**Materials provided**
^^^^

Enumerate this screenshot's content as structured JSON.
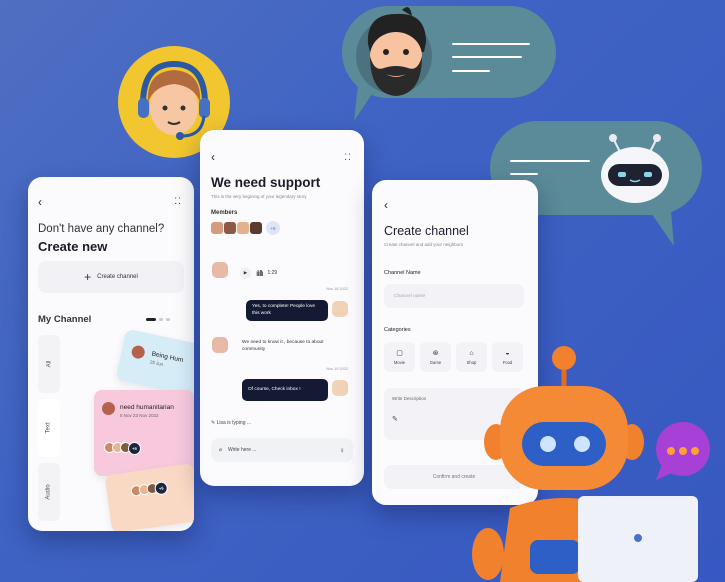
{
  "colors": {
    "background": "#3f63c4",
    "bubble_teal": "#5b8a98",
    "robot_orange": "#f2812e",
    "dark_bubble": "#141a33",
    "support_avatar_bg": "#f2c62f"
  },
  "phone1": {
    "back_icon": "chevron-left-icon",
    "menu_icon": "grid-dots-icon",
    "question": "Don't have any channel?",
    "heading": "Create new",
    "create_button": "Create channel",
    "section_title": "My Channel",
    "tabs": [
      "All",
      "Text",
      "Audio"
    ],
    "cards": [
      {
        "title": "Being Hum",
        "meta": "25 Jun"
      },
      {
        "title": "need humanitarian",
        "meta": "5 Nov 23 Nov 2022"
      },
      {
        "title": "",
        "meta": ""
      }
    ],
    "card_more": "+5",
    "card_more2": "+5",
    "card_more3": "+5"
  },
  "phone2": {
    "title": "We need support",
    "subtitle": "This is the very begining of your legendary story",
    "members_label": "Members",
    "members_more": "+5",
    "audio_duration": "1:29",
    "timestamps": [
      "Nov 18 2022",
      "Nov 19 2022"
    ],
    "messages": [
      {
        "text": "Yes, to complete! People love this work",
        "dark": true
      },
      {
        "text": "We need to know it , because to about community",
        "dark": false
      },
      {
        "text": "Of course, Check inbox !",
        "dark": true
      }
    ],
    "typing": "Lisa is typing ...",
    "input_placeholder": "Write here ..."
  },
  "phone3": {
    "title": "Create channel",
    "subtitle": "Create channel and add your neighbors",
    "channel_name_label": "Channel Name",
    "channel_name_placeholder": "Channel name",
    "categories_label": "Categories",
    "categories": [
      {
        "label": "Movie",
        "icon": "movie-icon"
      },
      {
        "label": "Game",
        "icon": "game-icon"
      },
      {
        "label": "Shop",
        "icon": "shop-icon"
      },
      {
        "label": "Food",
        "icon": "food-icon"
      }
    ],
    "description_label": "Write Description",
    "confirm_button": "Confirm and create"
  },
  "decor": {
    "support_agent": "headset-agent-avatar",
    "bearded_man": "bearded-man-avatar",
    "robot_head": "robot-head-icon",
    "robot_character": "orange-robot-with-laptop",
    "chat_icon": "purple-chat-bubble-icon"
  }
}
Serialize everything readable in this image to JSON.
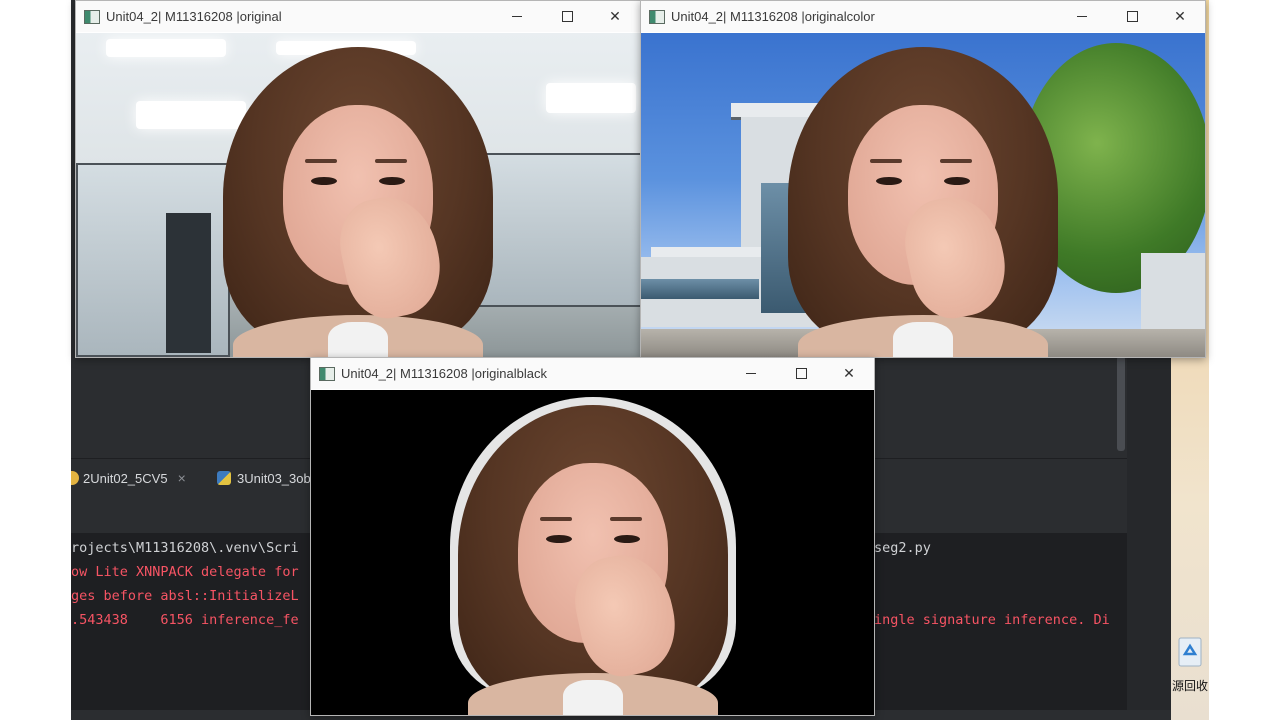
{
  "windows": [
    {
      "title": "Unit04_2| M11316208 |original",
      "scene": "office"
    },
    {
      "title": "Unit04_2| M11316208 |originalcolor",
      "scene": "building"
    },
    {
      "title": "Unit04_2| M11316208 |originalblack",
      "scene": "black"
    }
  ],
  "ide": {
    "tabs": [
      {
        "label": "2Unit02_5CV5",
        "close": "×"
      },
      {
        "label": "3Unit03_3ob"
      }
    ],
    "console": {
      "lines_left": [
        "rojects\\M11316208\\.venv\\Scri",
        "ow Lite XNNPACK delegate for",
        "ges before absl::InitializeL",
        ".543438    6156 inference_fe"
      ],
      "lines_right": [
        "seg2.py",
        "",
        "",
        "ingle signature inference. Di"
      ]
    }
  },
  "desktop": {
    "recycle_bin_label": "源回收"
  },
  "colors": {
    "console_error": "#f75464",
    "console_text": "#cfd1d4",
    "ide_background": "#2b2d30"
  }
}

^^^^

**Work to complete**
Your task is to repeat the material above exactly, without its pictures.

**Answer in full**
Enumerate this screenshot's content as structured JSON.
{
  "colors": {
    "background": "#3f63c4",
    "bubble_teal": "#5b8a98",
    "robot_orange": "#f2812e",
    "dark_bubble": "#141a33",
    "support_avatar_bg": "#f2c62f"
  },
  "phone1": {
    "back_icon": "chevron-left-icon",
    "menu_icon": "grid-dots-icon",
    "question": "Don't have any channel?",
    "heading": "Create new",
    "create_button": "Create channel",
    "section_title": "My Channel",
    "tabs": [
      "All",
      "Text",
      "Audio"
    ],
    "cards": [
      {
        "title": "Being Hum",
        "meta": "25 Jun"
      },
      {
        "title": "need humanitarian",
        "meta": "5 Nov 23 Nov 2022"
      },
      {
        "title": "",
        "meta": ""
      }
    ],
    "card_more": "+5",
    "card_more2": "+5",
    "card_more3": "+5"
  },
  "phone2": {
    "title": "We need support",
    "subtitle": "This is the very begining of your legendary story",
    "members_label": "Members",
    "members_more": "+5",
    "audio_duration": "1:29",
    "timestamps": [
      "Nov 18 2022",
      "Nov 19 2022"
    ],
    "messages": [
      {
        "text": "Yes, to complete! People love this work",
        "dark": true
      },
      {
        "text": "We need to know it , because to about community",
        "dark": false
      },
      {
        "text": "Of course, Check inbox !",
        "dark": true
      }
    ],
    "typing": "Lisa is typing ...",
    "input_placeholder": "Write here ..."
  },
  "phone3": {
    "title": "Create channel",
    "subtitle": "Create channel and add your neighbors",
    "channel_name_label": "Channel Name",
    "channel_name_placeholder": "Channel name",
    "categories_label": "Categories",
    "categories": [
      {
        "label": "Movie",
        "icon": "movie-icon"
      },
      {
        "label": "Game",
        "icon": "game-icon"
      },
      {
        "label": "Shop",
        "icon": "shop-icon"
      },
      {
        "label": "Food",
        "icon": "food-icon"
      }
    ],
    "description_label": "Write Description",
    "confirm_button": "Confirm and create"
  },
  "decor": {
    "support_agent": "headset-agent-avatar",
    "bearded_man": "bearded-man-avatar",
    "robot_head": "robot-head-icon",
    "robot_character": "orange-robot-with-laptop",
    "chat_icon": "purple-chat-bubble-icon"
  }
}
Serialize everything readable in this image to JSON.
{
  "windows": [
    {
      "title": "Unit04_2| M11316208 |original",
      "scene": "office"
    },
    {
      "title": "Unit04_2| M11316208 |originalcolor",
      "scene": "building"
    },
    {
      "title": "Unit04_2| M11316208 |originalblack",
      "scene": "black"
    }
  ],
  "ide": {
    "tabs": [
      {
        "label": "2Unit02_5CV5",
        "close": "×"
      },
      {
        "label": "3Unit03_3ob"
      }
    ],
    "console": {
      "lines_left": [
        "rojects\\M11316208\\.venv\\Scri",
        "ow Lite XNNPACK delegate for",
        "ges before absl::InitializeL",
        ".543438    6156 inference_fe"
      ],
      "lines_right": [
        "seg2.py",
        "",
        "",
        "ingle signature inference. Di"
      ]
    }
  },
  "desktop": {
    "recycle_bin_label": "源回收"
  },
  "colors": {
    "console_error": "#f75464",
    "console_text": "#cfd1d4",
    "ide_background": "#2b2d30"
  }
}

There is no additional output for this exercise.